What little things set you off?

Right with you on that one. My ex-wife has four sisters, who, on the phone, sound absolutely identical. They were well aware of this, too.

And every time they rang and I answered, which was often, they’d start with “Hi, how are you?” and go straight into conversation mode. I’d know it was one of the sisters, but I’d have to troll for news to get a husband’s or kid’s name or something that could clue me into which particular sister was on the line.

Another related one: I used to answer the phone most of the time, and if someone asked to speak to my wife I’d be expected by her to identify the caller before passing her the handset. Something like this:

Caller: “Hello, could I speak to Mrs Barrington please?”
Me: “May I ask who’s calling?”
Caller: “My name’s Mike Jones from Ripoff Home Shopping Catalogue, and I have a query about an order she placed with us.”
Me: “OK, hold on please …”
(Me to wife): “It’s Mike Jones from Ripoff Home Shopping Catalogue, and he has a query about an order you’ve placed with them.” (Passes handset over)
Wife: “Hello?”
Caller: “Is that Mrs Barrington?”
Wife: “Yes, it is.”
Caller: “Hello, it’s Mike Jones from …”

Given that I was a husband, not a receptionist, I eventually decided to discontinue the practice, even though it peeved her that I did. “It’s for you” is enough information, and it’s not as if she had some kind of anxiety about receiving phone calls.

• Data to use:
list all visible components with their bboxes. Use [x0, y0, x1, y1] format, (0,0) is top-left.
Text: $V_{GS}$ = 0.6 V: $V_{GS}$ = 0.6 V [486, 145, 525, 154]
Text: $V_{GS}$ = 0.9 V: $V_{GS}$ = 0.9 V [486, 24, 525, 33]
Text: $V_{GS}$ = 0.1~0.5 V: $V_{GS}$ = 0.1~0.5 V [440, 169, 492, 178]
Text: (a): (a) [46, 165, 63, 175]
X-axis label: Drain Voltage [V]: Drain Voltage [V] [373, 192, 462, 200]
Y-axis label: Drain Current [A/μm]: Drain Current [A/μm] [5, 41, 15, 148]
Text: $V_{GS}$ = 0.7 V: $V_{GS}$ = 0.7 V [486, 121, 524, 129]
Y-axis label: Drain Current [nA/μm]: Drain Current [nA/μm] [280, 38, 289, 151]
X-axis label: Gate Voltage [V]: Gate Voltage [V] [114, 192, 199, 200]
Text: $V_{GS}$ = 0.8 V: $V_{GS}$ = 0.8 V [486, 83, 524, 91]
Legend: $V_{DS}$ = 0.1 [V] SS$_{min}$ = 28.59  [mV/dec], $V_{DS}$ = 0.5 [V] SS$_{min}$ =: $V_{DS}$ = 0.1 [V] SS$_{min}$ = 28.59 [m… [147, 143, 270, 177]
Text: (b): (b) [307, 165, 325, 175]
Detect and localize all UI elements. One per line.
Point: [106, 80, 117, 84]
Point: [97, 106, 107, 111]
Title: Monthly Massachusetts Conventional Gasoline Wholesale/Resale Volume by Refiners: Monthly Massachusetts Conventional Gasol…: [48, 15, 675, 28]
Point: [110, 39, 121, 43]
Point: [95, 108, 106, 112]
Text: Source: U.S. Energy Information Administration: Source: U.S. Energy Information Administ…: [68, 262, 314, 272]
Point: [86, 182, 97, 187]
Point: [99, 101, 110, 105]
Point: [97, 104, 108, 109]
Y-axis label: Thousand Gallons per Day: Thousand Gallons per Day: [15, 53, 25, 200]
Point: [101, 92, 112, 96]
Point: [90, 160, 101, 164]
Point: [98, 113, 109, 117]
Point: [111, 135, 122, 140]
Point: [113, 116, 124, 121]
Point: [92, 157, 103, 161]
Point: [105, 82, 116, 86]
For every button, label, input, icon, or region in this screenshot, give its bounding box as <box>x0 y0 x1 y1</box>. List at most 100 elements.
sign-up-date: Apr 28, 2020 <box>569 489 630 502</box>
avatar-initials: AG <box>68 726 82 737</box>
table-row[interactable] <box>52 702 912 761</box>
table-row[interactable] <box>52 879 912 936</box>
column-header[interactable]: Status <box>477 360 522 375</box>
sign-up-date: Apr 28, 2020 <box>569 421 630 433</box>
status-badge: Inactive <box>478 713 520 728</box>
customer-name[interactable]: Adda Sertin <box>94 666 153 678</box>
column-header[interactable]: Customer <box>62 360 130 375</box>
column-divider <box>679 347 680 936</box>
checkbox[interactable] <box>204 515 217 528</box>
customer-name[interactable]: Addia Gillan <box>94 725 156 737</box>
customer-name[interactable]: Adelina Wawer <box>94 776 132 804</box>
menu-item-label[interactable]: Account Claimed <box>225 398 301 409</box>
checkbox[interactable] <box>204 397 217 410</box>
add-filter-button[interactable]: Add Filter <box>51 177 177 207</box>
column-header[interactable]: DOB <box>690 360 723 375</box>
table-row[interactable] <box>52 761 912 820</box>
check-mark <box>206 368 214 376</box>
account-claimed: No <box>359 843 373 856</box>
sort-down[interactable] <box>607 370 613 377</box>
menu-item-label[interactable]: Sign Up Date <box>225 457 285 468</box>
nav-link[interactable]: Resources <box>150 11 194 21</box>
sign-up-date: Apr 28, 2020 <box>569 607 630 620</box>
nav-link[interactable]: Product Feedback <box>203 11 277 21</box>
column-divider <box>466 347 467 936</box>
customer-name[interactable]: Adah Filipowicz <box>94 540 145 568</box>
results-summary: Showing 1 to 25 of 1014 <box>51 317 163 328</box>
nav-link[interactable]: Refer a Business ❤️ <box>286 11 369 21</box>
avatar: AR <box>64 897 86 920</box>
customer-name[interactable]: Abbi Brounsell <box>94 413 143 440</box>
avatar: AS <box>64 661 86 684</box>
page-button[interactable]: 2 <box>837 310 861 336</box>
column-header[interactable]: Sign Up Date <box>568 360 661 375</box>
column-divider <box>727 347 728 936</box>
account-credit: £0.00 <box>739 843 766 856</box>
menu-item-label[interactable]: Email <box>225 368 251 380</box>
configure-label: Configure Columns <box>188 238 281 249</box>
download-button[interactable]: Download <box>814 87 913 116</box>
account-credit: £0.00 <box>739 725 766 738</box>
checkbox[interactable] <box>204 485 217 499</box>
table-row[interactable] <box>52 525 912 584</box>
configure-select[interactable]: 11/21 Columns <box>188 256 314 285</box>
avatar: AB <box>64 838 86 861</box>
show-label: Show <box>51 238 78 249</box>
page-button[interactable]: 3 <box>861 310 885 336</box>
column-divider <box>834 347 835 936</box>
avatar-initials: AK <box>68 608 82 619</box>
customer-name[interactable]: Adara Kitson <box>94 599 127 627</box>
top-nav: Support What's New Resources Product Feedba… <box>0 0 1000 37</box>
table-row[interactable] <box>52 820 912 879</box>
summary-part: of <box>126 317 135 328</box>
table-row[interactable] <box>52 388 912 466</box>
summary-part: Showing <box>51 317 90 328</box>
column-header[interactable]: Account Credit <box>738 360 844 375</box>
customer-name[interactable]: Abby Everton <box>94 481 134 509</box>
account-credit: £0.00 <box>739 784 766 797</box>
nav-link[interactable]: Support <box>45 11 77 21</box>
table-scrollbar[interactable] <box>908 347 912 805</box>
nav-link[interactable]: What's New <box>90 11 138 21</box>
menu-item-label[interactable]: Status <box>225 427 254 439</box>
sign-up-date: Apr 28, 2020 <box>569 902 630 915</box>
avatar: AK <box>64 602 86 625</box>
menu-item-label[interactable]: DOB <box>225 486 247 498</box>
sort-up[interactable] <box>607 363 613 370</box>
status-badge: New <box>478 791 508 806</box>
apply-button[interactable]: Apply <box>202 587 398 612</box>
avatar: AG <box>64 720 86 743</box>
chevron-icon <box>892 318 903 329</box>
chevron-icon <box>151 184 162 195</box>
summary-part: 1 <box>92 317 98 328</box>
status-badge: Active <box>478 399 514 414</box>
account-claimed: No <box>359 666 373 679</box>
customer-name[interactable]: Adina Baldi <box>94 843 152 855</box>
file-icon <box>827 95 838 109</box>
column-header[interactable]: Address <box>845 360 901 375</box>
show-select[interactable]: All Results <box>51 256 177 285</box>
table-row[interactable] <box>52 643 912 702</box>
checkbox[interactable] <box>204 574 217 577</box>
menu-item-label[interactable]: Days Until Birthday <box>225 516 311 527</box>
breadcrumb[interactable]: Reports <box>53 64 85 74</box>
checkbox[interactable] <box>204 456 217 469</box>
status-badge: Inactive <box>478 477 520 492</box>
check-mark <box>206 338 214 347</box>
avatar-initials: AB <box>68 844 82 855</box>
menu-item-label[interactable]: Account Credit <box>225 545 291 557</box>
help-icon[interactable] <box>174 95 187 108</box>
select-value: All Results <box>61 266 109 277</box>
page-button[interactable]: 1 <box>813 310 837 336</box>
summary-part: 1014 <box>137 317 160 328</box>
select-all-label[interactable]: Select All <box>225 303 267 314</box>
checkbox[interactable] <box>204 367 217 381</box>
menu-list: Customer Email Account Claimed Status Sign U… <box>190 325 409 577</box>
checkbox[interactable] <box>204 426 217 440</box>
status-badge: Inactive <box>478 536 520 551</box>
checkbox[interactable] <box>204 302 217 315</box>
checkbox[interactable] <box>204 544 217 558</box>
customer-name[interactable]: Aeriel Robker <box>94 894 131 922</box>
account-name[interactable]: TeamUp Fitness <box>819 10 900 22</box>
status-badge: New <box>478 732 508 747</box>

• Exercises:
1. Could you reproduce the phone-call post word for word, starting at "What little things" and ending at "on the line."?
2. Which lines in the records contain the string "divider"? List every one of them.

• Exercise answers:
1.
What little things set you off?

Right with you on that one. My ex-wife has four sisters, who, on the phone, sound absolutely identical. They were well aware of this, too.

And every time they rang and I answered, which was often, they’d start with “Hi, how are you?” and go straight into conversation mode. I’d know it was one of the sisters, but I’d have to troll for news to get a husband’s or kid’s name or something that could clue me into which particular sister was on the line.

2.
column-divider <box>679 347 680 936</box>
column-divider <box>466 347 467 936</box>
column-divider <box>727 347 728 936</box>
column-divider <box>834 347 835 936</box>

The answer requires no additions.